• Quoted passage:
%%

Q. When did you get your first poem published/showcased and what did that mean for you? 

A.I was lucky to have had such great professors at the Department of Bosnian Language and Literature, professors who shared their knowledge with the students, introduced them to different readings, interpretations of many important works, pointed out the importance of poetry, recommended books to read (and movies to watch) in addition to those that were mandatory, took us to the theater, gave them an opportunity to take part in various cultural programs… All this shaped me a lot as a student at the age of twenty… Then in the last year of study, they opened the doors of literary magazines that edited and published students’ first works, and imagine how happy we were to be able to publish poetry! Moreover, show it like that to everyone – friends, family, unknown readers… I remember it well. I was in my fourth year of study when I saw my name in a magazine. What a joy that was! And then, the days I spent planning what I could buy from the first author’s fee… Later, I received the Mak Dizdar award and now I am where I am, in the world of poetry. And I feel great.

%%

• Records shown:

%%

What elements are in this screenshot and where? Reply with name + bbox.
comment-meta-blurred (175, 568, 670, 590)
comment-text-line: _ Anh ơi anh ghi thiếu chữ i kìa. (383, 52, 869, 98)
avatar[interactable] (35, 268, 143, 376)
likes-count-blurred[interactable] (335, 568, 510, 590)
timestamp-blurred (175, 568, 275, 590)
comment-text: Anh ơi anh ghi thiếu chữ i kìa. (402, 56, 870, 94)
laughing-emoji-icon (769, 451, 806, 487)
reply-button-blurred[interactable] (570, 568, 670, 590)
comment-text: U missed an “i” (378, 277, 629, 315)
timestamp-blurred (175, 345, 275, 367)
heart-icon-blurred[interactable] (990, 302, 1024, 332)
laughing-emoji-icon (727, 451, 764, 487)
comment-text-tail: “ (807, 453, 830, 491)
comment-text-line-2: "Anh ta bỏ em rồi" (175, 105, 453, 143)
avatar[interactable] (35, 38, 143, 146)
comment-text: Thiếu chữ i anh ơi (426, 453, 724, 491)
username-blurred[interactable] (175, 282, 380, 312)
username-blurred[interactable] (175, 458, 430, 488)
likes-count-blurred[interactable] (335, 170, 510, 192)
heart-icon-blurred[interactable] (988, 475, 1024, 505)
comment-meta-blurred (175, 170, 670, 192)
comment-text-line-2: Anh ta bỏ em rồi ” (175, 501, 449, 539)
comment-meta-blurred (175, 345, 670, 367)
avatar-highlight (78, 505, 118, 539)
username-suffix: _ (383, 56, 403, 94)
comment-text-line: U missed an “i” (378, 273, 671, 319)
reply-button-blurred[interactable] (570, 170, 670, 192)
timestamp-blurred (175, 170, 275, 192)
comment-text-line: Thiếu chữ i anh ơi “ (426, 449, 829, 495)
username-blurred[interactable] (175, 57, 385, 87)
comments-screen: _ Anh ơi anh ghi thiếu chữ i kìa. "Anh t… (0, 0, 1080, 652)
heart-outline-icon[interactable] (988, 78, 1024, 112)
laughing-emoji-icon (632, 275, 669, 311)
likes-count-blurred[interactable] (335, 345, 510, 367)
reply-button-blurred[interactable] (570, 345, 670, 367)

%%

• Required actions:
A. In the interview, in which year of study did the speaker first see their name in a magazine?
B. List the groups of people the interview names as those the students could show their published poetry to.
C. Please continue the interview about first poetry publication after its last sentence, "And I feel great."
The rows are separate material and are not part of the interview.

• Answers to this exercise:
A. The fourth year.

B. Friends, family, unknown readers

C.
Q. What is your most proud or memorable moment

as a poet? 

A. The most significant moment is the moment when I shape the poem from myself, when I have the words that move, when I feel the strength and the power of what is written. Then I know that poetry is both my hope and my salvation.Also, publishing a book is extremely important to me; it is something that I work on for a long time, sometimes for many years and that feeling when you finally hold your new book in your hands is really amazing.

Q. What is your favorite poetry line and why? 

A. I can’t choose my favorite line in my own poetry. They all reflect my exploration of the world around me and within me. But I can speak about my favorite themes. In my poems as well as my prose works I speak about a woman – the woman standing in front of a mirror and her reflection in the mirror. The focus is on her body, eroticism, sexuality, and her confrontation with herself and the world around her.  I also explore the position and meaning of the art and artist in the society. Then there are two recurrent themes in my poems: fear and death. All these themes are often present in my poems and prose works. Exploration of these themes in my works represents my attempt to answer existential questions.

Q. Are poets recognised and appreciated enough in the community/in Bosnia and/or the world?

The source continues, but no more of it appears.